A block of data:
::::

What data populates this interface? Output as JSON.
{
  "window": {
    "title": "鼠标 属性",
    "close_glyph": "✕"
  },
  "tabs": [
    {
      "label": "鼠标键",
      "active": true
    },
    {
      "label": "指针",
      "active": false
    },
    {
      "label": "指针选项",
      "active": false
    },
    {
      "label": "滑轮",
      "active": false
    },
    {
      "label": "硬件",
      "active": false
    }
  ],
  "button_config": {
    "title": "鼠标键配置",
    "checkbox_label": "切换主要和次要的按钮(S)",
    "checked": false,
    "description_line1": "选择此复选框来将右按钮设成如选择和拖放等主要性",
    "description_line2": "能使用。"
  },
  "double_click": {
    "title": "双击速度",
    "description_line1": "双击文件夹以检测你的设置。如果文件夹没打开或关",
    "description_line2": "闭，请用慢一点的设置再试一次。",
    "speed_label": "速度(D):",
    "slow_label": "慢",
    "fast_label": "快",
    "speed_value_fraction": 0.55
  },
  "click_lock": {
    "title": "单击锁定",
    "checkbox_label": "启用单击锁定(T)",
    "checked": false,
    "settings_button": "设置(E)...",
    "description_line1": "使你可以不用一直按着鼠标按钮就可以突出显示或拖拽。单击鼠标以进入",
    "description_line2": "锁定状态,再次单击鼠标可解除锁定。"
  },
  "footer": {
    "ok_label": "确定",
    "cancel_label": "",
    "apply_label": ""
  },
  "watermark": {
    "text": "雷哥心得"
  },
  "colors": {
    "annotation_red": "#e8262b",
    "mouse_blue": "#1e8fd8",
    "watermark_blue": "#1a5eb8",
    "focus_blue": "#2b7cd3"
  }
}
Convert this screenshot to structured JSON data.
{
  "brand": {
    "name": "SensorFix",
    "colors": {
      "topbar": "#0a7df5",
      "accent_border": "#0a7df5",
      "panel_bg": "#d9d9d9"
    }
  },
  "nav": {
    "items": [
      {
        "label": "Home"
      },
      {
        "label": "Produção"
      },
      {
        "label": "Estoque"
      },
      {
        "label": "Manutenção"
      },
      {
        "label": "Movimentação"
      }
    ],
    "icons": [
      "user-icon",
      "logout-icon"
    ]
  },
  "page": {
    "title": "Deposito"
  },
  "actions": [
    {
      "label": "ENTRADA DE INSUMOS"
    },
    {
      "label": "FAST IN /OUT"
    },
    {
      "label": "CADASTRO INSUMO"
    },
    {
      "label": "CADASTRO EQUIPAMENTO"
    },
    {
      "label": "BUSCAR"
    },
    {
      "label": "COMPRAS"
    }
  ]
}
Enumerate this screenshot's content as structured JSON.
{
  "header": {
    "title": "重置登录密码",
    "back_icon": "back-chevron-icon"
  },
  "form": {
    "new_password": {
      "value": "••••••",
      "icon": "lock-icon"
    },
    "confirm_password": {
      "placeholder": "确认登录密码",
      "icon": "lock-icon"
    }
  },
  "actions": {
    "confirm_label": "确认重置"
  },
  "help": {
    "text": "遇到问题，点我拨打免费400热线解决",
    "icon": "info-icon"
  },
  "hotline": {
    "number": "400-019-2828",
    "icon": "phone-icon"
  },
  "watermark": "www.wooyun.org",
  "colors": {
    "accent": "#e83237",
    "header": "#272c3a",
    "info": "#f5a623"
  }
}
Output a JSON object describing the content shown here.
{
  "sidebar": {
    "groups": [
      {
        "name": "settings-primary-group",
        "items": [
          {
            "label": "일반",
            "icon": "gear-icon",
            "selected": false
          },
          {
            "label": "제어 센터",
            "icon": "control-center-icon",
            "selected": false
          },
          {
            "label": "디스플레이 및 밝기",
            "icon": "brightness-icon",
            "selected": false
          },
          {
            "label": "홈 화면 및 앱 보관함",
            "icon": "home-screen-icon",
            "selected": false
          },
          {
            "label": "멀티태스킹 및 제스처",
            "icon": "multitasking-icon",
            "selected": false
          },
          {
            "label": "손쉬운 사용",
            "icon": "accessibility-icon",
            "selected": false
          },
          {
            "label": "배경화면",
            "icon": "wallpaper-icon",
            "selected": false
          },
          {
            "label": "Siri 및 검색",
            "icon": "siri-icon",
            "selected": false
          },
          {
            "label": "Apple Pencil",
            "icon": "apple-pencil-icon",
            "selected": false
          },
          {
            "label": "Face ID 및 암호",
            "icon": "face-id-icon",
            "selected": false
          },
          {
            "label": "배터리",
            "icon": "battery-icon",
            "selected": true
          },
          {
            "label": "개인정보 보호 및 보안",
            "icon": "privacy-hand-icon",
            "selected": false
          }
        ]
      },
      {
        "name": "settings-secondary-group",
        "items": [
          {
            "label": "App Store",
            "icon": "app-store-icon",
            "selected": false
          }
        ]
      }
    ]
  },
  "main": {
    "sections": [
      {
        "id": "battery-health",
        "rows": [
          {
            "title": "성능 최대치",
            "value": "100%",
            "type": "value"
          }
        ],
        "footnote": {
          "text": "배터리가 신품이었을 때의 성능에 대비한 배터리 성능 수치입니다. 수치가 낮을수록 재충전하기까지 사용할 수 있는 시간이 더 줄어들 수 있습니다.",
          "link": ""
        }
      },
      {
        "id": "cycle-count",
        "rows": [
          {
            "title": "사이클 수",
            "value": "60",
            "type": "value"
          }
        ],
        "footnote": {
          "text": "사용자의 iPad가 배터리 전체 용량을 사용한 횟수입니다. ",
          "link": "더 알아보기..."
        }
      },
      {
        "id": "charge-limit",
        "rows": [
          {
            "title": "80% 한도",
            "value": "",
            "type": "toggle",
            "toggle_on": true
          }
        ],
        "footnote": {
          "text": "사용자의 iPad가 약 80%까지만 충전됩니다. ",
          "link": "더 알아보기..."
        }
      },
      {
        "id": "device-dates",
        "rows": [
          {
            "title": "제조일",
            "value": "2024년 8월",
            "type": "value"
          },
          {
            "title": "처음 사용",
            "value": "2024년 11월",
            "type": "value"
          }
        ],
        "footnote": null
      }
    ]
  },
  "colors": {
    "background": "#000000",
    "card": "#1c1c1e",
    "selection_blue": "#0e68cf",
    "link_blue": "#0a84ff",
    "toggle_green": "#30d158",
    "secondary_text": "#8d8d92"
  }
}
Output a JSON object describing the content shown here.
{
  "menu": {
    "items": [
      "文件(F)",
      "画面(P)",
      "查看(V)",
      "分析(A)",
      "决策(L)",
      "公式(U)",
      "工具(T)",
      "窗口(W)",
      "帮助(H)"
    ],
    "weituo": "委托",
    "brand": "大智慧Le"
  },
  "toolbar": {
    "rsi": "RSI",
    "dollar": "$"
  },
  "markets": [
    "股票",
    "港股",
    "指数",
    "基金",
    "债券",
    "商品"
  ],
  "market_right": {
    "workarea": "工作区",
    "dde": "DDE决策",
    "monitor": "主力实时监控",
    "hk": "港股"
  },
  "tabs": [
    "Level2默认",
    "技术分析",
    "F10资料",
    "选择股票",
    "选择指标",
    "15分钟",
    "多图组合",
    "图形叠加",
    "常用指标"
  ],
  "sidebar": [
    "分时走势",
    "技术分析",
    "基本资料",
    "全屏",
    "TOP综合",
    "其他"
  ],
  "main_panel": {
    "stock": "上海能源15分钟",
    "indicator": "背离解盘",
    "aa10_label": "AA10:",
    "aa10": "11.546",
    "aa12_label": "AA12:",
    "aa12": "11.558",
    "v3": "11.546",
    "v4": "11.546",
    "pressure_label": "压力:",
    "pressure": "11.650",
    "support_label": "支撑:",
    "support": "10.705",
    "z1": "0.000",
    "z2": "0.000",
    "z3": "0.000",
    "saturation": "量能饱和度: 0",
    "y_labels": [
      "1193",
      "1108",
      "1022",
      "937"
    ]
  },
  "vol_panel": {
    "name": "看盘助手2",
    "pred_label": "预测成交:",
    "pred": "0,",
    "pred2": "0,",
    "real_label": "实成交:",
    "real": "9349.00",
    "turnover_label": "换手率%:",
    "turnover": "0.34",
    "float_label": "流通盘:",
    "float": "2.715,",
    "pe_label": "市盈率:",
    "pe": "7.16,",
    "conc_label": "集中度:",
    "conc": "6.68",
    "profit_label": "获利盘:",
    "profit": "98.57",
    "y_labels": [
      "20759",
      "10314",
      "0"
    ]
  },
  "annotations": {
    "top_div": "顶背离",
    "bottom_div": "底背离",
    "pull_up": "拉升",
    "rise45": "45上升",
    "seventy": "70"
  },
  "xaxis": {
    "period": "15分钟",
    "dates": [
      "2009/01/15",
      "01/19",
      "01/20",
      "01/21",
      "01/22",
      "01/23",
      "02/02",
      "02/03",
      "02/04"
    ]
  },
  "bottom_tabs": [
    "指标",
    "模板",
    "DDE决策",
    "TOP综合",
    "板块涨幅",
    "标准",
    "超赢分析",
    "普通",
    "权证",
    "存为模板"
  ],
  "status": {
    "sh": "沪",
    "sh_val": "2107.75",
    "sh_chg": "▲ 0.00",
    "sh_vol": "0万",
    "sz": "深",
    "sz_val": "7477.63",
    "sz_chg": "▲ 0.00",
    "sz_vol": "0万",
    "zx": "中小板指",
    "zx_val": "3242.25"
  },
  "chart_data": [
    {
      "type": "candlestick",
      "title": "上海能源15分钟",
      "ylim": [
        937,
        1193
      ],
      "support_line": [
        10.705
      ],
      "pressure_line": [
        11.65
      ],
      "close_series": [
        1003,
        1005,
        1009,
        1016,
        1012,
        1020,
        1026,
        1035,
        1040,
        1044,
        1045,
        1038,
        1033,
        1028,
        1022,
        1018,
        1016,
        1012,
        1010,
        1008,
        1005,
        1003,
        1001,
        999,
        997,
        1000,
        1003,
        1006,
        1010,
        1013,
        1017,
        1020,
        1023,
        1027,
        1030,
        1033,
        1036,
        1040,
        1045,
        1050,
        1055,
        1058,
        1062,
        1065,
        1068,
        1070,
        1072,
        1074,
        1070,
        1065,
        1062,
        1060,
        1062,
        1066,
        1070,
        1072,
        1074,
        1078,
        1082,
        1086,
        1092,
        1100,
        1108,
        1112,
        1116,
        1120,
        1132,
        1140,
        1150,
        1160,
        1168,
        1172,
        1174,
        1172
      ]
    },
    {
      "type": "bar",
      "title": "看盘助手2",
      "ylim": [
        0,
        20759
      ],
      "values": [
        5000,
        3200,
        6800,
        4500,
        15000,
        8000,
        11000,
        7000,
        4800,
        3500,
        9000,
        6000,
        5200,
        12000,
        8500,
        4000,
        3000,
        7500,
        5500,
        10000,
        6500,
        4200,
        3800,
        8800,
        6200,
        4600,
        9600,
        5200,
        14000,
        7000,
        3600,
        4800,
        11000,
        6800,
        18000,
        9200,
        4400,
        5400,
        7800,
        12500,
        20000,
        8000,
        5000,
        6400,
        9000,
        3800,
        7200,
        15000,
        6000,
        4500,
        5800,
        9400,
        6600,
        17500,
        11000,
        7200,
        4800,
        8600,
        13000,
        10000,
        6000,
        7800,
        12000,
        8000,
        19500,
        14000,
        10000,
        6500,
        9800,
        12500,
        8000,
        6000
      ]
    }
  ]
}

::::

__Stated problem__: Find how many lines of the listing include the string "structured" and give that number, nothing else.

__Reply__: 2